▸ Problem to solve
Copy each line where the word "screenshot" occurs.

***** Given entries

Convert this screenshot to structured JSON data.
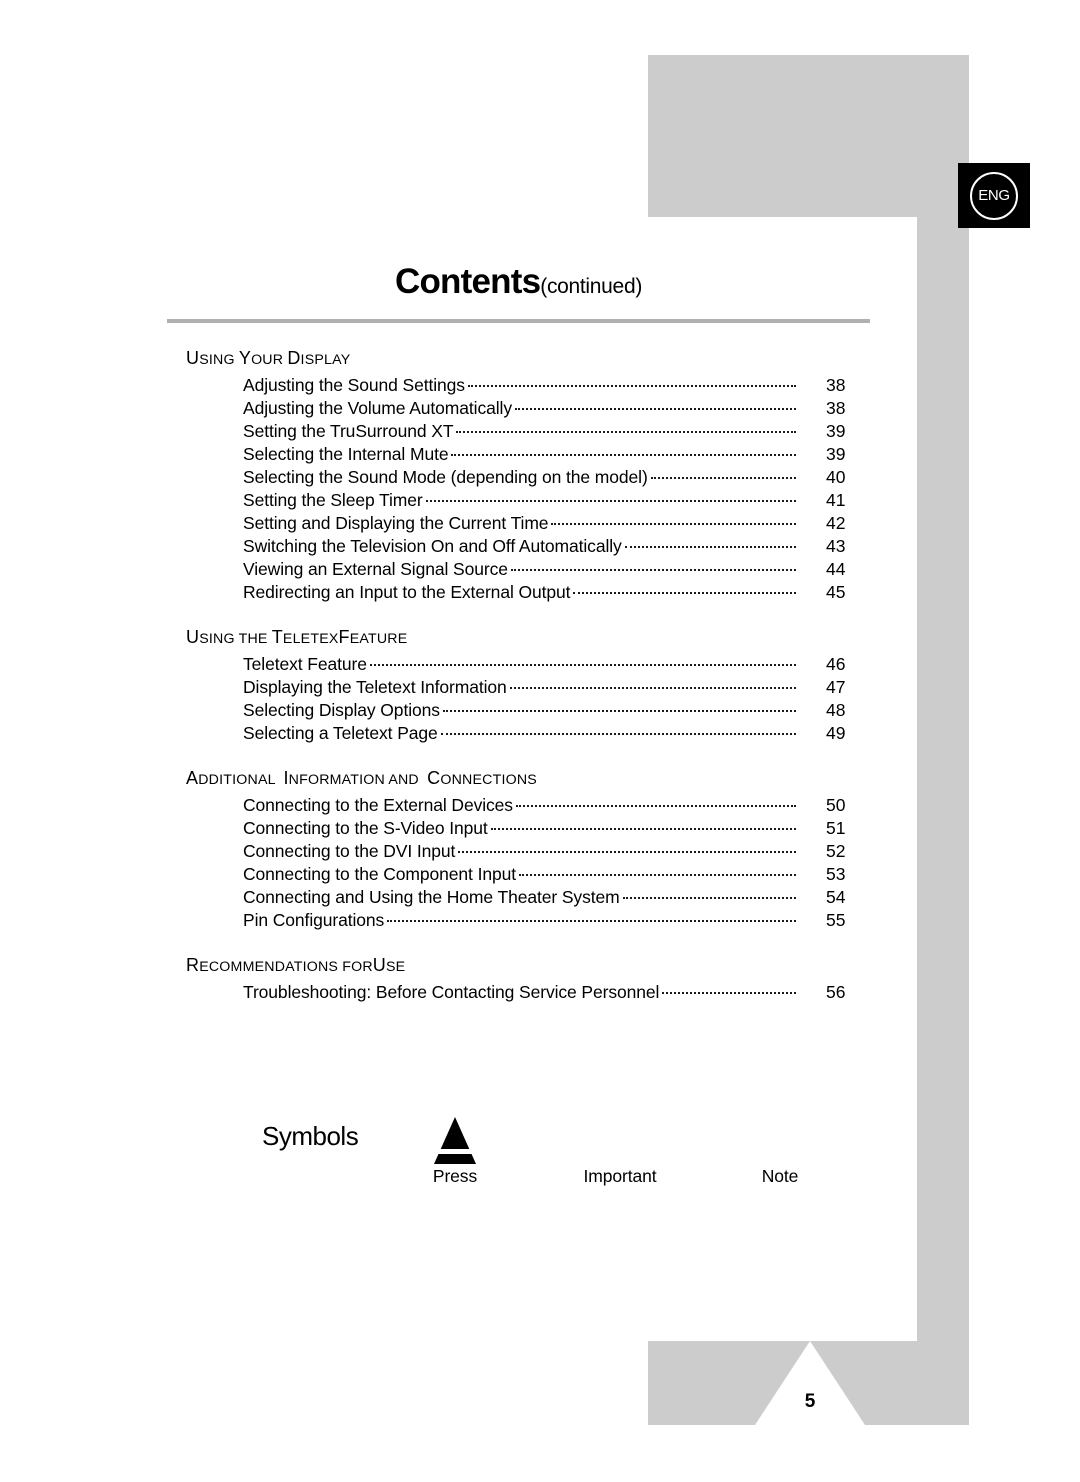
{
  "badge": {
    "language": "ENG"
  },
  "title": {
    "main": "Contents",
    "sub": "(continued)"
  },
  "footer": {
    "page_number": "5"
  },
  "colors": {
    "gray_block": "#cccccc",
    "rule": "#b0b0b0",
    "text": "#000000"
  },
  "toc": {
    "sections": [
      {
        "heading_parts": [
          {
            "text": "U",
            "style": "cap"
          },
          {
            "text": "SING ",
            "style": "sc"
          },
          {
            "text": "Y",
            "style": "cap"
          },
          {
            "text": "OUR ",
            "style": "sc"
          },
          {
            "text": "D",
            "style": "cap"
          },
          {
            "text": "ISPLAY",
            "style": "sc"
          }
        ],
        "heading_text": "USING YOUR DISPLAY",
        "entries": [
          {
            "label": "Adjusting the Sound Settings",
            "page": "38"
          },
          {
            "label": "Adjusting the Volume Automatically",
            "page": "38"
          },
          {
            "label": "Setting the TruSurround XT",
            "page": "39"
          },
          {
            "label": "Selecting the Internal Mute",
            "page": "39"
          },
          {
            "label": "Selecting the Sound Mode (depending on the model)",
            "page": "40"
          },
          {
            "label": "Setting the Sleep Timer",
            "page": "41"
          },
          {
            "label": "Setting and Displaying the Current Time",
            "page": "42"
          },
          {
            "label": "Switching the Television On and Off Automatically",
            "page": "43"
          },
          {
            "label": "Viewing an External Signal Source",
            "page": "44"
          },
          {
            "label": "Redirecting an Input to the External Output",
            "page": "45"
          }
        ]
      },
      {
        "heading_parts": [
          {
            "text": "U",
            "style": "cap"
          },
          {
            "text": "SING THE ",
            "style": "sc"
          },
          {
            "text": "T",
            "style": "cap"
          },
          {
            "text": "ELETEX",
            "style": "sc"
          },
          {
            "text": "F",
            "style": "cap"
          },
          {
            "text": "EATURE",
            "style": "sc"
          }
        ],
        "heading_text": "USING THE TELETEXT FEATURE",
        "entries": [
          {
            "label": "Teletext Feature",
            "page": "46"
          },
          {
            "label": "Displaying the Teletext Information",
            "page": "47"
          },
          {
            "label": "Selecting Display Options",
            "page": "48"
          },
          {
            "label": "Selecting a Teletext Page",
            "page": "49"
          }
        ]
      },
      {
        "heading_parts": [
          {
            "text": "A",
            "style": "cap"
          },
          {
            "text": "DDITIONAL  ",
            "style": "sc"
          },
          {
            "text": "I",
            "style": "cap"
          },
          {
            "text": "NFORMATION AND  ",
            "style": "sc"
          },
          {
            "text": "C",
            "style": "cap"
          },
          {
            "text": "ONNECTIONS",
            "style": "sc"
          }
        ],
        "heading_text": "ADDITIONAL INFORMATION AND CONNECTIONS",
        "entries": [
          {
            "label": "Connecting to the External Devices",
            "page": "50"
          },
          {
            "label": "Connecting to the S-Video Input",
            "page": "51"
          },
          {
            "label": "Connecting to the DVI Input",
            "page": "52"
          },
          {
            "label": "Connecting to the Component Input",
            "page": "53"
          },
          {
            "label": "Connecting and Using the Home Theater System",
            "page": "54"
          },
          {
            "label": "Pin Configurations",
            "page": "55"
          }
        ]
      },
      {
        "heading_parts": [
          {
            "text": "R",
            "style": "cap"
          },
          {
            "text": "ECOMMENDATIONS FOR",
            "style": "sc"
          },
          {
            "text": "U",
            "style": "cap"
          },
          {
            "text": "SE",
            "style": "sc"
          }
        ],
        "heading_text": "RECOMMENDATIONS FOR USE",
        "entries": [
          {
            "label": "Troubleshooting: Before Contacting Service Personnel",
            "page": "56"
          }
        ]
      }
    ]
  },
  "symbols": {
    "label": "Symbols",
    "items": [
      {
        "caption": "Press",
        "icon": "press-triangle-icon"
      },
      {
        "caption": "Important",
        "icon": "important-icon"
      },
      {
        "caption": "Note",
        "icon": "note-icon"
      }
    ]
  }
}
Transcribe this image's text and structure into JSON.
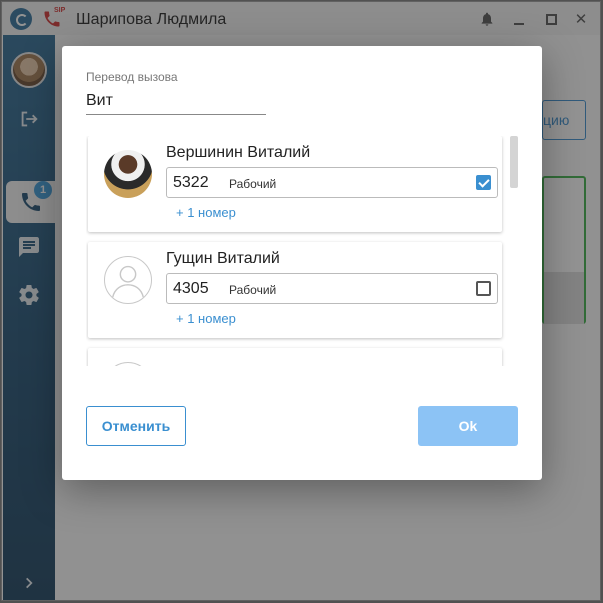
{
  "window": {
    "title": "Шарипова Людмила",
    "sip_tag": "SIP"
  },
  "sidebar": {
    "calls_badge": "1"
  },
  "background": {
    "button_label_partial": "цию"
  },
  "dialog": {
    "field_label": "Перевод вызова",
    "search_value": "Вит",
    "contacts": [
      {
        "name": "Вершинин Виталий",
        "number": "5322",
        "type": "Рабочий",
        "checked": true,
        "more": "+ 1 номер",
        "photo": "user-photo"
      },
      {
        "name": "Гущин Виталий",
        "number": "4305",
        "type": "Рабочий",
        "checked": false,
        "more": "+ 1 номер",
        "photo": "default-avatar-icon"
      }
    ],
    "cancel_label": "Отменить",
    "ok_label": "Ok"
  },
  "colors": {
    "accent": "#3a8fd0",
    "ok_disabled": "#8cc3f5",
    "sidebar": "#2d6a93",
    "success": "#3cb048"
  }
}
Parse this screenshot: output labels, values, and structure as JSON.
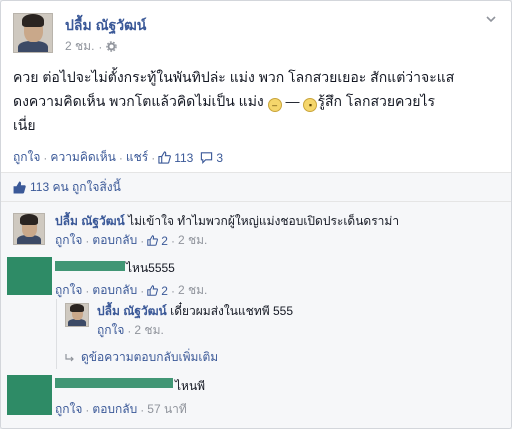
{
  "post": {
    "author": "ปลื้ม ณัฐวัฒน์",
    "time": "2 ชม.",
    "audience_icon": "gear-icon",
    "text_1": "ควย ต่อไปจะไม่ตั้งกระทู้ในพันทิปล่ะ แม่ง พวก โลกสวยเยอะ สักแต่ว่าจะแส",
    "text_2": "ดงความคิดเห็น พวกโตแล้วคิดไม่เป็น แม่ง",
    "text_2b": "—",
    "text_2c": "รู้สึก โลกสวยควยไร",
    "text_3": "เนี่ย",
    "actions": {
      "like": "ถูกใจ",
      "comment": "ความคิดเห็น",
      "share": "แชร์",
      "like_count": "113",
      "comment_count": "3",
      "separator": "·"
    }
  },
  "likes_summary": "113 คน ถูกใจสิ่งนี้",
  "comments": [
    {
      "author": "ปลื้ม ณัฐวัฒน์",
      "text": "ไม่เข้าใจ ทำไมพวกผู้ใหญ่แม่งชอบเปิดประเด็นดราม่า",
      "like": "ถูกใจ",
      "reply": "ตอบกลับ",
      "likes": "2",
      "time": "2 ชม."
    },
    {
      "author": "",
      "text": "ไหน5555",
      "like": "ถูกใจ",
      "reply": "ตอบกลับ",
      "likes": "2",
      "time": "2 ชม."
    },
    {
      "author": "",
      "text": "ไหนพี",
      "like": "ถูกใจ",
      "reply": "ตอบกลับ",
      "time": "57 นาที"
    }
  ],
  "reply": {
    "author": "ปลื้ม ณัฐวัฒน์",
    "text": "เดี๋ยวผมส่งในแชทพี 555",
    "like": "ถูกใจ",
    "time": "2 ชม."
  },
  "more_replies": "ดูข้อความตอบกลับเพิ่มเติม",
  "colors": {
    "link": "#3b5998",
    "meta": "#90949c",
    "redaction": "#2e8b66"
  }
}
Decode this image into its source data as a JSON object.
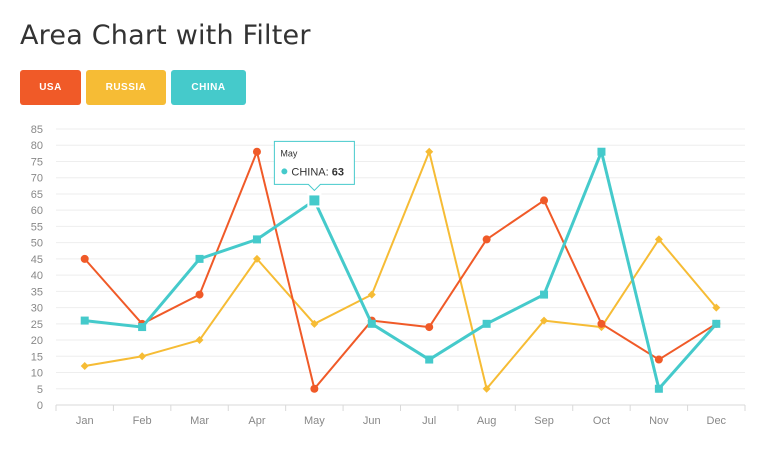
{
  "page": {
    "title": "Area Chart with Filter"
  },
  "filters": [
    {
      "label": "USA",
      "color": "#F05A28"
    },
    {
      "label": "RUSSIA",
      "color": "#F6BC35"
    },
    {
      "label": "CHINA",
      "color": "#45CACB"
    }
  ],
  "tooltip": {
    "month": "May",
    "series": "CHINA",
    "value": "63"
  },
  "chart_data": {
    "type": "line",
    "categories": [
      "Jan",
      "Feb",
      "Mar",
      "Apr",
      "May",
      "Jun",
      "Jul",
      "Aug",
      "Sep",
      "Oct",
      "Nov",
      "Dec"
    ],
    "ylim": [
      0,
      85
    ],
    "yticks": [
      0,
      5,
      10,
      15,
      20,
      25,
      30,
      35,
      40,
      45,
      50,
      55,
      60,
      65,
      70,
      75,
      80,
      85
    ],
    "grid": true,
    "series": [
      {
        "name": "USA",
        "color": "#F05A28",
        "marker": "circle",
        "values": [
          45,
          25,
          34,
          78,
          5,
          26,
          24,
          51,
          63,
          25,
          14,
          25
        ]
      },
      {
        "name": "RUSSIA",
        "color": "#F6BC35",
        "marker": "diamond",
        "values": [
          12,
          15,
          20,
          45,
          25,
          34,
          78,
          5,
          26,
          24,
          51,
          30
        ]
      },
      {
        "name": "CHINA",
        "color": "#45CACB",
        "marker": "square",
        "values": [
          26,
          24,
          45,
          51,
          63,
          25,
          14,
          25,
          34,
          78,
          5,
          25
        ]
      }
    ]
  }
}
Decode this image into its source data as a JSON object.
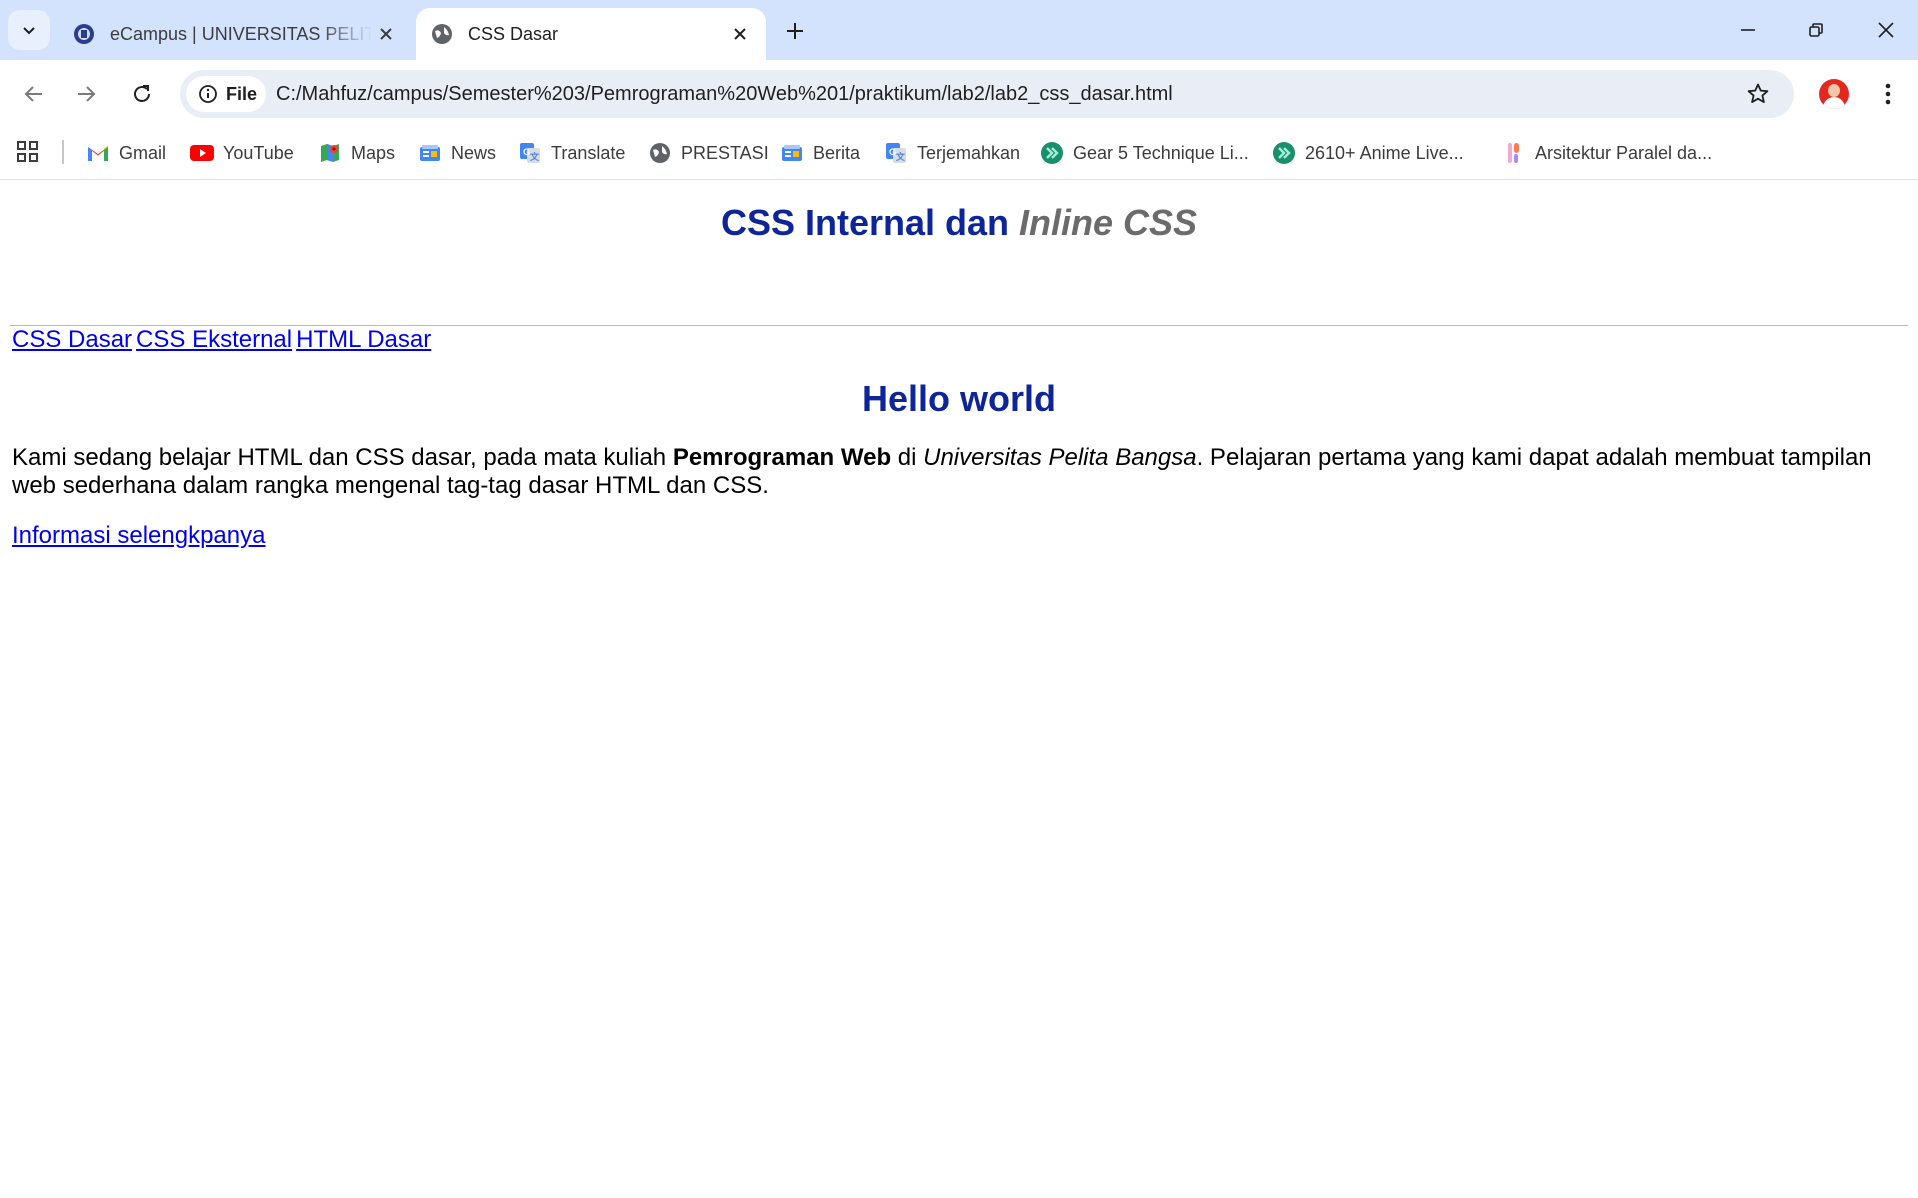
{
  "browser": {
    "tabs": [
      {
        "title": "eCampus | UNIVERSITAS PELITA BANGSA",
        "active": false,
        "favicon": "university-crest-icon"
      },
      {
        "title": "CSS Dasar",
        "active": true,
        "favicon": "globe-icon"
      }
    ],
    "address_bar": {
      "chip_label": "File",
      "url": "C:/Mahfuz/campus/Semester%203/Pemrograman%20Web%201/praktikum/lab2/lab2_css_dasar.html"
    },
    "bookmarks": [
      {
        "label": "Gmail",
        "icon": "gmail-icon"
      },
      {
        "label": "YouTube",
        "icon": "youtube-icon"
      },
      {
        "label": "Maps",
        "icon": "maps-icon"
      },
      {
        "label": "News",
        "icon": "news-icon"
      },
      {
        "label": "Translate",
        "icon": "translate-icon"
      },
      {
        "label": "PRESTASI",
        "icon": "globe-icon"
      },
      {
        "label": "Berita",
        "icon": "news-icon"
      },
      {
        "label": "Terjemahkan",
        "icon": "translate-icon"
      },
      {
        "label": "Gear 5 Technique Li...",
        "icon": "double-chevron-icon"
      },
      {
        "label": "2610+ Anime Live...",
        "icon": "double-chevron-icon"
      },
      {
        "label": "Arsitektur Paralel da...",
        "icon": "app-icon"
      }
    ],
    "colors": {
      "tab_strip": "#d3e3fd",
      "omnibox": "#e9eef6",
      "heading": "#0d2599",
      "link": "#0000ee"
    }
  },
  "page": {
    "title_main": "CSS Internal dan ",
    "title_italic": "Inline CSS",
    "nav_links": [
      "CSS Dasar",
      "CSS Eksternal",
      "HTML Dasar"
    ],
    "heading": "Hello world",
    "paragraph": {
      "part1": "Kami sedang belajar HTML dan CSS dasar, pada mata kuliah ",
      "bold": "Pemrograman Web",
      "part2": " di ",
      "italic": "Universitas Pelita Bangsa",
      "part3": ". Pelajaran pertama yang kami dapat adalah membuat tampilan web sederhana dalam rangka mengenal tag-tag dasar HTML dan CSS."
    },
    "more_link": "Informasi selengkpanya"
  }
}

**********

▸ Exercise output
Convert this screenshot to structured JSON data.
Parse this screenshot: output labels, values, and structure as JSON.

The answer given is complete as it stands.